§ Job
Reproduce the listing below word for word, with no pictures.

§ Extracted entries

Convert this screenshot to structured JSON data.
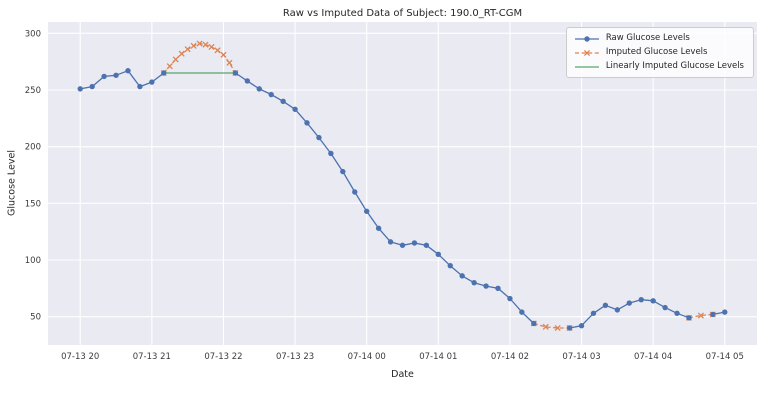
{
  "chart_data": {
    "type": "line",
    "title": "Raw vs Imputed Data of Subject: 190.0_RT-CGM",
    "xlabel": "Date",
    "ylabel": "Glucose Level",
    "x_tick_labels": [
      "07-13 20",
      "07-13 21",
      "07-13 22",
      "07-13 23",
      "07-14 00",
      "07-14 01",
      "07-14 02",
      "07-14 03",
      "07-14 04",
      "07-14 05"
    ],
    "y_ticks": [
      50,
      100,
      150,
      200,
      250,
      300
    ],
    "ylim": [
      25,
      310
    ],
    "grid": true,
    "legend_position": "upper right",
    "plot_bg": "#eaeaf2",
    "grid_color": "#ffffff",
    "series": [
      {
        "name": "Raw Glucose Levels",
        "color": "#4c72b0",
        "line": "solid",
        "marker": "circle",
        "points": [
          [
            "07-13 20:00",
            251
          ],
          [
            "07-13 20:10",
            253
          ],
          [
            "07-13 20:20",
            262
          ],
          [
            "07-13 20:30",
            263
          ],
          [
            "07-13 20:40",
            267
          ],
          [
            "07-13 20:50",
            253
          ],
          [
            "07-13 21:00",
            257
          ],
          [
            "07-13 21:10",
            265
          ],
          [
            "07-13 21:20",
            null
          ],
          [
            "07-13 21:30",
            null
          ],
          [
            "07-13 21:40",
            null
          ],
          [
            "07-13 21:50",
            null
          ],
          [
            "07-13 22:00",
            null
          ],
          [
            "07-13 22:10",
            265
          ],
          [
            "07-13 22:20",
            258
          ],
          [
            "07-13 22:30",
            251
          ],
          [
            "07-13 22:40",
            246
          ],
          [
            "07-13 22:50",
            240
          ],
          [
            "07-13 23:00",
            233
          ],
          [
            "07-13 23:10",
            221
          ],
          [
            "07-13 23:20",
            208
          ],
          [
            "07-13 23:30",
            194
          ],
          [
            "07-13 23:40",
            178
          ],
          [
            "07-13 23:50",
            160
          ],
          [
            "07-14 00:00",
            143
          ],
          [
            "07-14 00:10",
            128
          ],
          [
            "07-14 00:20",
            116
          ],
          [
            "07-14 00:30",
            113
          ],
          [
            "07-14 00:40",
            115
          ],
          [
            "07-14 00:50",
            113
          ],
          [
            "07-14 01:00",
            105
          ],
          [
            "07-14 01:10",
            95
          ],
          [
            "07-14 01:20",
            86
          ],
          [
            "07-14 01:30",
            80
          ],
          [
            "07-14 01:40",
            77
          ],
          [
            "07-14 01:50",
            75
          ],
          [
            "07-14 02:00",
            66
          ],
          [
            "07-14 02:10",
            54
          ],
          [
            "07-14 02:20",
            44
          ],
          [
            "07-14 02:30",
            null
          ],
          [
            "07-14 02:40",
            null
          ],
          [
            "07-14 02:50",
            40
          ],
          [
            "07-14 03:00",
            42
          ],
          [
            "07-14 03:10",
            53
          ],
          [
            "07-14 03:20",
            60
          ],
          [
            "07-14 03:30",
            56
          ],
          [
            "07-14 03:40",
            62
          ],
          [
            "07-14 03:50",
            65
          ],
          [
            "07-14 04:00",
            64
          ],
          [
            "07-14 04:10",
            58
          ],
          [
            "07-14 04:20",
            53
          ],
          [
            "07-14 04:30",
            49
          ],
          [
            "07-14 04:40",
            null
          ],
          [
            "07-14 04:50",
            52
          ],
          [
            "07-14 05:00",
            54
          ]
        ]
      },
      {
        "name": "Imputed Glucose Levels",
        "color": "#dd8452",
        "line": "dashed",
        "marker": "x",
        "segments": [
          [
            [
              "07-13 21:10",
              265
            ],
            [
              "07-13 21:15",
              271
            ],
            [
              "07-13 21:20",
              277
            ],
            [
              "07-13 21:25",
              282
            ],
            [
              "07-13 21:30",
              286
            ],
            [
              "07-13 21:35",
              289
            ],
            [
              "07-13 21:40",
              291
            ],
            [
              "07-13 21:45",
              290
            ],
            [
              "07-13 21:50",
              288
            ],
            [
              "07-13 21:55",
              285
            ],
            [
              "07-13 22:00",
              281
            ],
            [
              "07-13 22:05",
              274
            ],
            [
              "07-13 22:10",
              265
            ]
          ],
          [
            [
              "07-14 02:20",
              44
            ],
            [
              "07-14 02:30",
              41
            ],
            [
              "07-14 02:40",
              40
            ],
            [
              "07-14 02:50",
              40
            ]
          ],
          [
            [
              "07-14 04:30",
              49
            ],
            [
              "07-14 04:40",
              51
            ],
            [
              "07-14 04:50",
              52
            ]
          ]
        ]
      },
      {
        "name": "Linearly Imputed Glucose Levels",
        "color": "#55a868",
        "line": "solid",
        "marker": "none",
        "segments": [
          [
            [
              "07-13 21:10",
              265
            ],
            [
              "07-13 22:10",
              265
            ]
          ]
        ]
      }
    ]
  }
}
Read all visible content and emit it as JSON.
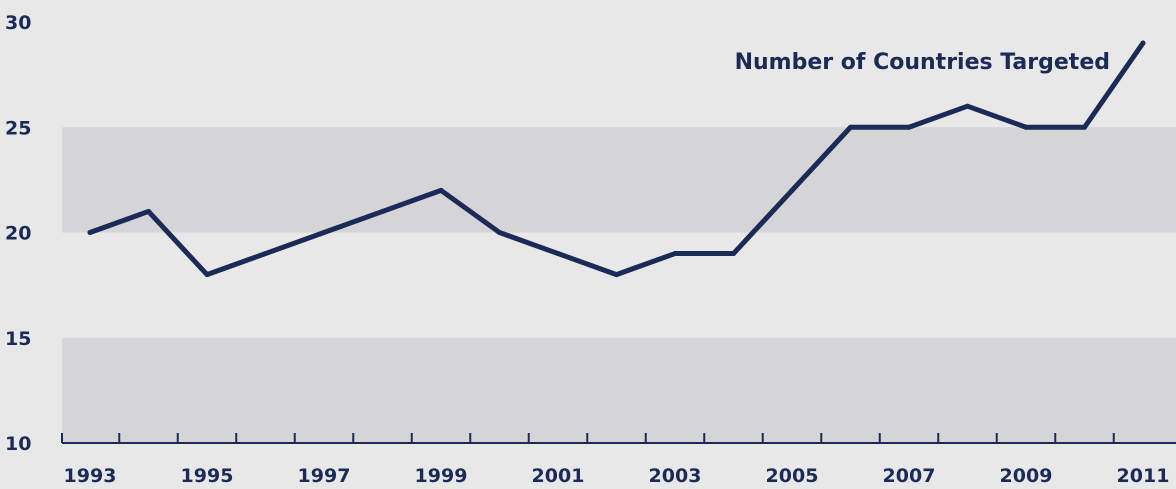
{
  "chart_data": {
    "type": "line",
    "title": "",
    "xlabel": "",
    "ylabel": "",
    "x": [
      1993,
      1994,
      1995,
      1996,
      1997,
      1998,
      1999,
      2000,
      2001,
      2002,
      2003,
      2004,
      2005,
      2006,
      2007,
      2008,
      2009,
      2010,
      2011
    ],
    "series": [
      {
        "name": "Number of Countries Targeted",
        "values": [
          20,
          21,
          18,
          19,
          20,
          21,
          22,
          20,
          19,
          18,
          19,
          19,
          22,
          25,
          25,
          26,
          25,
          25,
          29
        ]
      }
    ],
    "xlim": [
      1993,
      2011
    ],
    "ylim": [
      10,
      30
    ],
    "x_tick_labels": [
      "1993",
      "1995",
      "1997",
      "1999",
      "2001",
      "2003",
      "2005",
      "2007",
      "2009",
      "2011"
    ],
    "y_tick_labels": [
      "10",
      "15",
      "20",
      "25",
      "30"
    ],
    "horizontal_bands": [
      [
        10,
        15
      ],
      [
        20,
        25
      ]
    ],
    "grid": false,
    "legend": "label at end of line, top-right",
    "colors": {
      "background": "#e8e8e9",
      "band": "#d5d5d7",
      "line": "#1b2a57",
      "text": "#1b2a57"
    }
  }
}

§ Completed task
Convert this screenshot to structured JSON data.
{
  "chart_data": {
    "type": "line",
    "title": "Raw vs Imputed Data of Subject: 190.0_RT-CGM",
    "xlabel": "Date",
    "ylabel": "Glucose Level",
    "x_tick_labels": [
      "07-13 20",
      "07-13 21",
      "07-13 22",
      "07-13 23",
      "07-14 00",
      "07-14 01",
      "07-14 02",
      "07-14 03",
      "07-14 04",
      "07-14 05"
    ],
    "y_ticks": [
      50,
      100,
      150,
      200,
      250,
      300
    ],
    "ylim": [
      25,
      310
    ],
    "grid": true,
    "legend_position": "upper right",
    "plot_bg": "#eaeaf2",
    "grid_color": "#ffffff",
    "series": [
      {
        "name": "Raw Glucose Levels",
        "color": "#4c72b0",
        "line": "solid",
        "marker": "circle",
        "points": [
          [
            "07-13 20:00",
            251
          ],
          [
            "07-13 20:10",
            253
          ],
          [
            "07-13 20:20",
            262
          ],
          [
            "07-13 20:30",
            263
          ],
          [
            "07-13 20:40",
            267
          ],
          [
            "07-13 20:50",
            253
          ],
          [
            "07-13 21:00",
            257
          ],
          [
            "07-13 21:10",
            265
          ],
          [
            "07-13 21:20",
            null
          ],
          [
            "07-13 21:30",
            null
          ],
          [
            "07-13 21:40",
            null
          ],
          [
            "07-13 21:50",
            null
          ],
          [
            "07-13 22:00",
            null
          ],
          [
            "07-13 22:10",
            265
          ],
          [
            "07-13 22:20",
            258
          ],
          [
            "07-13 22:30",
            251
          ],
          [
            "07-13 22:40",
            246
          ],
          [
            "07-13 22:50",
            240
          ],
          [
            "07-13 23:00",
            233
          ],
          [
            "07-13 23:10",
            221
          ],
          [
            "07-13 23:20",
            208
          ],
          [
            "07-13 23:30",
            194
          ],
          [
            "07-13 23:40",
            178
          ],
          [
            "07-13 23:50",
            160
          ],
          [
            "07-14 00:00",
            143
          ],
          [
            "07-14 00:10",
            128
          ],
          [
            "07-14 00:20",
            116
          ],
          [
            "07-14 00:30",
            113
          ],
          [
            "07-14 00:40",
            115
          ],
          [
            "07-14 00:50",
            113
          ],
          [
            "07-14 01:00",
            105
          ],
          [
            "07-14 01:10",
            95
          ],
          [
            "07-14 01:20",
            86
          ],
          [
            "07-14 01:30",
            80
          ],
          [
            "07-14 01:40",
            77
          ],
          [
            "07-14 01:50",
            75
          ],
          [
            "07-14 02:00",
            66
          ],
          [
            "07-14 02:10",
            54
          ],
          [
            "07-14 02:20",
            44
          ],
          [
            "07-14 02:30",
            null
          ],
          [
            "07-14 02:40",
            null
          ],
          [
            "07-14 02:50",
            40
          ],
          [
            "07-14 03:00",
            42
          ],
          [
            "07-14 03:10",
            53
          ],
          [
            "07-14 03:20",
            60
          ],
          [
            "07-14 03:30",
            56
          ],
          [
            "07-14 03:40",
            62
          ],
          [
            "07-14 03:50",
            65
          ],
          [
            "07-14 04:00",
            64
          ],
          [
            "07-14 04:10",
            58
          ],
          [
            "07-14 04:20",
            53
          ],
          [
            "07-14 04:30",
            49
          ],
          [
            "07-14 04:40",
            null
          ],
          [
            "07-14 04:50",
            52
          ],
          [
            "07-14 05:00",
            54
          ]
        ]
      },
      {
        "name": "Imputed Glucose Levels",
        "color": "#dd8452",
        "line": "dashed",
        "marker": "x",
        "segments": [
          [
            [
              "07-13 21:10",
              265
            ],
            [
              "07-13 21:15",
              271
            ],
            [
              "07-13 21:20",
              277
            ],
            [
              "07-13 21:25",
              282
            ],
            [
              "07-13 21:30",
              286
            ],
            [
              "07-13 21:35",
              289
            ],
            [
              "07-13 21:40",
              291
            ],
            [
              "07-13 21:45",
              290
            ],
            [
              "07-13 21:50",
              288
            ],
            [
              "07-13 21:55",
              285
            ],
            [
              "07-13 22:00",
              281
            ],
            [
              "07-13 22:05",
              274
            ],
            [
              "07-13 22:10",
              265
            ]
          ],
          [
            [
              "07-14 02:20",
              44
            ],
            [
              "07-14 02:30",
              41
            ],
            [
              "07-14 02:40",
              40
            ],
            [
              "07-14 02:50",
              40
            ]
          ],
          [
            [
              "07-14 04:30",
              49
            ],
            [
              "07-14 04:40",
              51
            ],
            [
              "07-14 04:50",
              52
            ]
          ]
        ]
      },
      {
        "name": "Linearly Imputed Glucose Levels",
        "color": "#55a868",
        "line": "solid",
        "marker": "none",
        "segments": [
          [
            [
              "07-13 21:10",
              265
            ],
            [
              "07-13 22:10",
              265
            ]
          ]
        ]
      }
    ]
  }
}
Read all visible content and emit it as JSON.
{
  "chart_data": {
    "type": "line",
    "title": "",
    "xlabel": "",
    "ylabel": "",
    "x": [
      1993,
      1994,
      1995,
      1996,
      1997,
      1998,
      1999,
      2000,
      2001,
      2002,
      2003,
      2004,
      2005,
      2006,
      2007,
      2008,
      2009,
      2010,
      2011
    ],
    "series": [
      {
        "name": "Number of Countries Targeted",
        "values": [
          20,
          21,
          18,
          19,
          20,
          21,
          22,
          20,
          19,
          18,
          19,
          19,
          22,
          25,
          25,
          26,
          25,
          25,
          29
        ]
      }
    ],
    "xlim": [
      1993,
      2011
    ],
    "ylim": [
      10,
      30
    ],
    "x_tick_labels": [
      "1993",
      "1995",
      "1997",
      "1999",
      "2001",
      "2003",
      "2005",
      "2007",
      "2009",
      "2011"
    ],
    "y_tick_labels": [
      "10",
      "15",
      "20",
      "25",
      "30"
    ],
    "horizontal_bands": [
      [
        10,
        15
      ],
      [
        20,
        25
      ]
    ],
    "grid": false,
    "legend": "label at end of line, top-right",
    "colors": {
      "background": "#e8e8e9",
      "band": "#d5d5d7",
      "line": "#1b2a57",
      "text": "#1b2a57"
    }
  }
}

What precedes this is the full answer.